**TO BE DONE:** Transcribe every record that appears below, exactly and in full.

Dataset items
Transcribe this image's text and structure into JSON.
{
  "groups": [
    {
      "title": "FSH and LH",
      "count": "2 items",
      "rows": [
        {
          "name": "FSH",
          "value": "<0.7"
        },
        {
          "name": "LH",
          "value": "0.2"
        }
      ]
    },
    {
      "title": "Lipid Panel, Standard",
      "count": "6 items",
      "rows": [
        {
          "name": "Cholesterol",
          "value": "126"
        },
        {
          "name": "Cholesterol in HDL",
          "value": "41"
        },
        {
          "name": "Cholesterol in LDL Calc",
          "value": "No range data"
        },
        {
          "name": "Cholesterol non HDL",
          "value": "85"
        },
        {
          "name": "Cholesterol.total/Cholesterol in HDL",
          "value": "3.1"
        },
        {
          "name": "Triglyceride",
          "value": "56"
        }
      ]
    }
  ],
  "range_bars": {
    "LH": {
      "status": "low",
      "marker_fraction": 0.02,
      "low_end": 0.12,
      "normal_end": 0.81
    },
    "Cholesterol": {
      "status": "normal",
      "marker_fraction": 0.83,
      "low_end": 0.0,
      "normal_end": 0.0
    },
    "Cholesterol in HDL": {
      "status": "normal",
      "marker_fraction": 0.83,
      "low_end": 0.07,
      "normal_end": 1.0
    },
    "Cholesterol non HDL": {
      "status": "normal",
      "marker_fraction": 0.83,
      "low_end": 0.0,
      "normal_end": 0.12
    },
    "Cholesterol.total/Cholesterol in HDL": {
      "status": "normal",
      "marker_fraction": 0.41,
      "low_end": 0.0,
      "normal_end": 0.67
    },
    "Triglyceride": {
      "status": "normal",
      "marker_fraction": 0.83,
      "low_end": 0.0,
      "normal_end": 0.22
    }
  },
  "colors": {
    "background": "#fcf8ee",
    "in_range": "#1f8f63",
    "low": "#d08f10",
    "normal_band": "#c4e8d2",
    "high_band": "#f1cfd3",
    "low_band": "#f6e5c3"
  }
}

**THE REPLY:**
Transcribe this image's text and structure into JSON.
{
  "groups": [
    {
      "title": "FSH and LH",
      "count": "2 items",
      "rows": [
        {
          "name": "FSH",
          "value": "<0.7"
        },
        {
          "name": "LH",
          "value": "0.2"
        }
      ]
    },
    {
      "title": "Lipid Panel, Standard",
      "count": "6 items",
      "rows": [
        {
          "name": "Cholesterol",
          "value": "126"
        },
        {
          "name": "Cholesterol in HDL",
          "value": "41"
        },
        {
          "name": "Cholesterol in LDL Calc",
          "value": "No range data"
        },
        {
          "name": "Cholesterol non HDL",
          "value": "85"
        },
        {
          "name": "Cholesterol.total/Cholesterol in HDL",
          "value": "3.1"
        },
        {
          "name": "Triglyceride",
          "value": "56"
        }
      ]
    }
  ],
  "range_bars": {
    "LH": {
      "status": "low",
      "marker_fraction": 0.02,
      "low_end": 0.12,
      "normal_end": 0.81
    },
    "Cholesterol": {
      "status": "normal",
      "marker_fraction": 0.83,
      "low_end": 0.0,
      "normal_end": 0.0
    },
    "Cholesterol in HDL": {
      "status": "normal",
      "marker_fraction": 0.83,
      "low_end": 0.07,
      "normal_end": 1.0
    },
    "Cholesterol non HDL": {
      "status": "normal",
      "marker_fraction": 0.83,
      "low_end": 0.0,
      "normal_end": 0.12
    },
    "Cholesterol.total/Cholesterol in HDL": {
      "status": "normal",
      "marker_fraction": 0.41,
      "low_end": 0.0,
      "normal_end": 0.67
    },
    "Triglyceride": {
      "status": "normal",
      "marker_fraction": 0.83,
      "low_end": 0.0,
      "normal_end": 0.22
    }
  },
  "colors": {
    "background": "#fcf8ee",
    "in_range": "#1f8f63",
    "low": "#d08f10",
    "normal_band": "#c4e8d2",
    "high_band": "#f1cfd3",
    "low_band": "#f6e5c3"
  }
}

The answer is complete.